## Set task
The records that follow are to be repeated exactly, with the pictures removed.

(Stored entries)
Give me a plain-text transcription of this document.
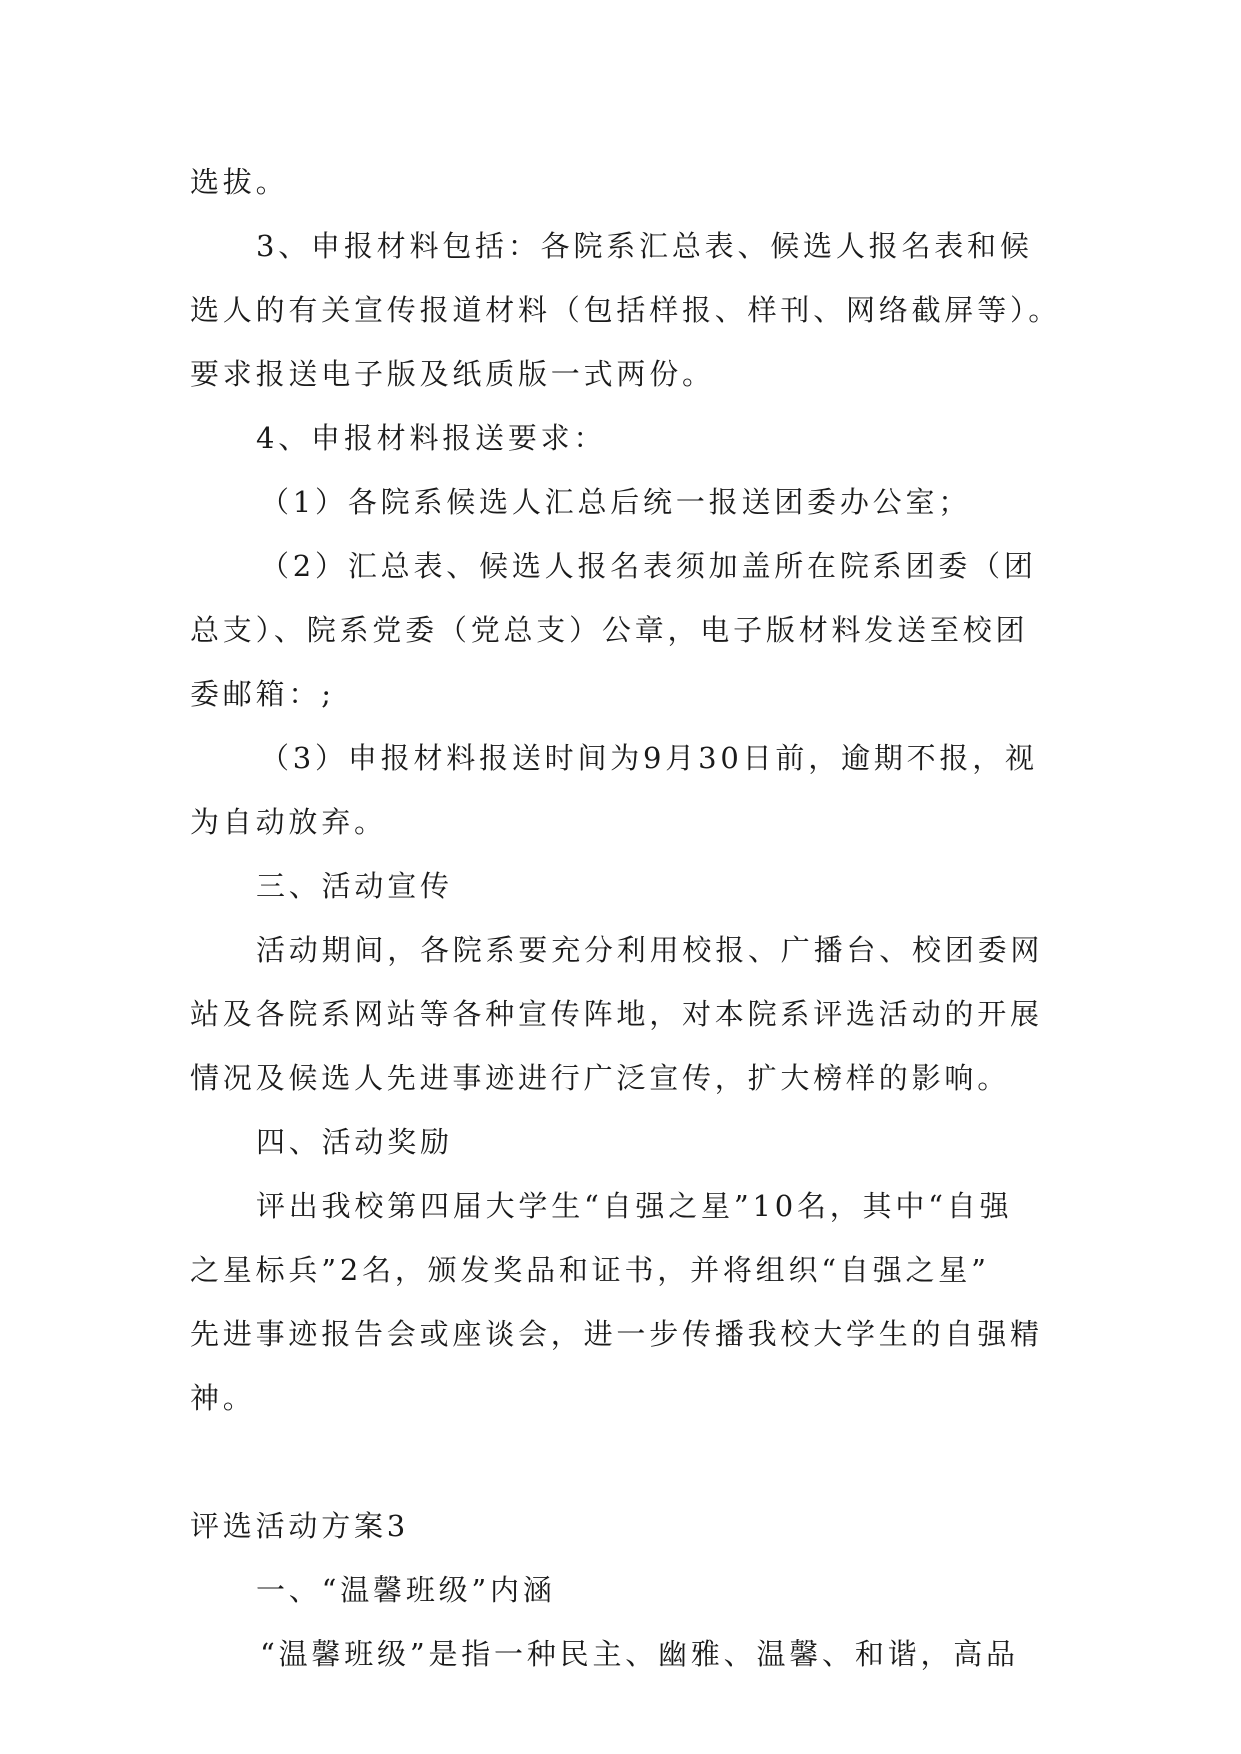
选拔。

3、申报材料包括：各院系汇总表、候选人报名表和候

选人的有关宣传报道材料（包括样报、样刊、网络截屏等）。

要求报送电子版及纸质版一式两份。

4、申报材料报送要求：

（1）各院系候选人汇总后统一报送团委办公室；

（2）汇总表、候选人报名表须加盖所在院系团委（团

总支）、院系党委（党总支）公章，电子版材料发送至校团

委邮箱：;

（3）申报材料报送时间为9月30日前，逾期不报，视

为自动放弃。

三、活动宣传

活动期间，各院系要充分利用校报、广播台、校团委网

站及各院系网站等各种宣传阵地，对本院系评选活动的开展

情况及候选人先进事迹进行广泛宣传，扩大榜样的影响。

四、活动奖励

评出我校第四届大学生“自强之星”10名，其中“自强

之星标兵”2名，颁发奖品和证书，并将组织“自强之星”

先进事迹报告会或座谈会，进一步传播我校大学生的自强精

神。

评选活动方案3

一、“温馨班级”内涵

“温馨班级”是指一种民主、幽雅、温馨、和谐，高品
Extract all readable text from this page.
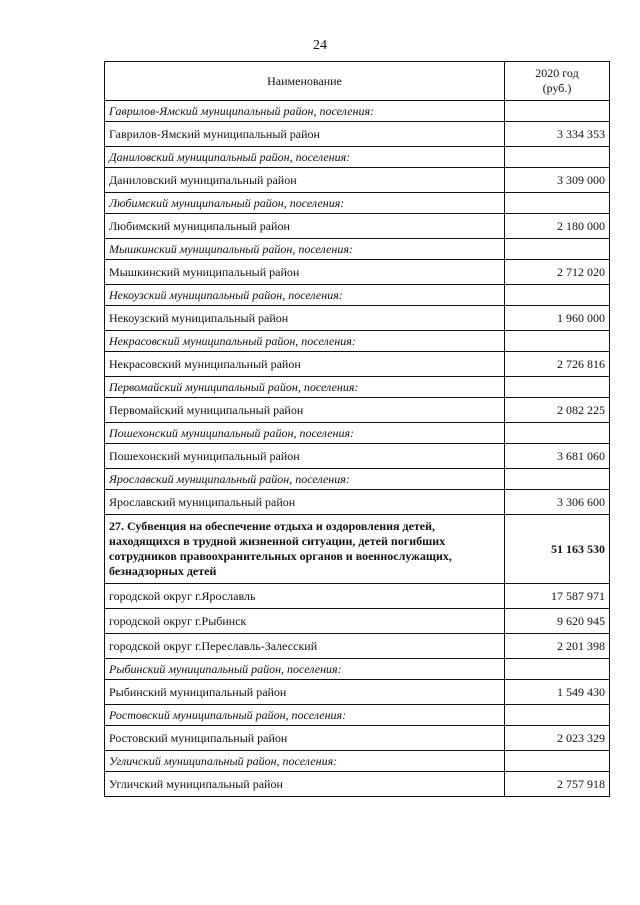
24
Наименование	2020 год
(руб.)
Гаврилов-Ямский муниципальный район, поселения:	
Гаврилов-Ямский муниципальный район	3 334 353
Даниловский муниципальный район, поселения:	
Даниловский муниципальный район	3 309 000
Любимский муниципальный район, поселения:	
Любимский муниципальный район	2 180 000
Мышкинский муниципальный район, поселения:	
Мышкинский муниципальный район	2 712 020
Некоузский муниципальный район, поселения:	
Некоузский муниципальный район	1 960 000
Некрасовский муниципальный район, поселения:	
Некрасовский муниципальный район	2 726 816
Первомайский муниципальный район, поселения:	
Первомайский муниципальный район	2 082 225
Пошехонский муниципальный район, поселения:	
Пошехонский муниципальный район	3 681 060
Ярославский муниципальный район, поселения:	
Ярославский муниципальный район	3 306 600
27. Субвенция на обеспечение отдыха и оздоровления детей, находящихся в трудной жизненной ситуации, детей погибших сотрудников правоохранительных органов и военнослужащих, безнадзорных детей	51 163 530
городской округ г.Ярославль	17 587 971
городской округ г.Рыбинск	9 620 945
городской округ г.Переславль-Залесский	2 201 398
Рыбинский муниципальный район, поселения:	
Рыбинский муниципальный район	1 549 430
Ростовский муниципальный район, поселения:	
Ростовский муниципальный район	2 023 329
Угличский муниципальный район, поселения:	
Угличский муниципальный район	2 757 918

## Solution to the exercise
Give me a plain-text transcription of this document.
选拔。

3、申报材料包括：各院系汇总表、候选人报名表和候

选人的有关宣传报道材料（包括样报、样刊、网络截屏等）。

要求报送电子版及纸质版一式两份。

4、申报材料报送要求：

（1）各院系候选人汇总后统一报送团委办公室；

（2）汇总表、候选人报名表须加盖所在院系团委（团

总支）、院系党委（党总支）公章，电子版材料发送至校团

委邮箱：;

（3）申报材料报送时间为9月30日前，逾期不报，视

为自动放弃。

三、活动宣传

活动期间，各院系要充分利用校报、广播台、校团委网

站及各院系网站等各种宣传阵地，对本院系评选活动的开展

情况及候选人先进事迹进行广泛宣传，扩大榜样的影响。

四、活动奖励

评出我校第四届大学生“自强之星”10名，其中“自强

之星标兵”2名，颁发奖品和证书，并将组织“自强之星”

先进事迹报告会或座谈会，进一步传播我校大学生的自强精

神。

评选活动方案3

一、“温馨班级”内涵

“温馨班级”是指一种民主、幽雅、温馨、和谐，高品
Extract all readable text from this page.
24
Наименование	2020 год
(руб.)
Гаврилов-Ямский муниципальный район, поселения:	
Гаврилов-Ямский муниципальный район	3 334 353
Даниловский муниципальный район, поселения:	
Даниловский муниципальный район	3 309 000
Любимский муниципальный район, поселения:	
Любимский муниципальный район	2 180 000
Мышкинский муниципальный район, поселения:	
Мышкинский муниципальный район	2 712 020
Некоузский муниципальный район, поселения:	
Некоузский муниципальный район	1 960 000
Некрасовский муниципальный район, поселения:	
Некрасовский муниципальный район	2 726 816
Первомайский муниципальный район, поселения:	
Первомайский муниципальный район	2 082 225
Пошехонский муниципальный район, поселения:	
Пошехонский муниципальный район	3 681 060
Ярославский муниципальный район, поселения:	
Ярославский муниципальный район	3 306 600
27. Субвенция на обеспечение отдыха и оздоровления детей, находящихся в трудной жизненной ситуации, детей погибших сотрудников правоохранительных органов и военнослужащих, безнадзорных детей	51 163 530
городской округ г.Ярославль	17 587 971
городской округ г.Рыбинск	9 620 945
городской округ г.Переславль-Залесский	2 201 398
Рыбинский муниципальный район, поселения:	
Рыбинский муниципальный район	1 549 430
Ростовский муниципальный район, поселения:	
Ростовский муниципальный район	2 023 329
Угличский муниципальный район, поселения:	
Угличский муниципальный район	2 757 918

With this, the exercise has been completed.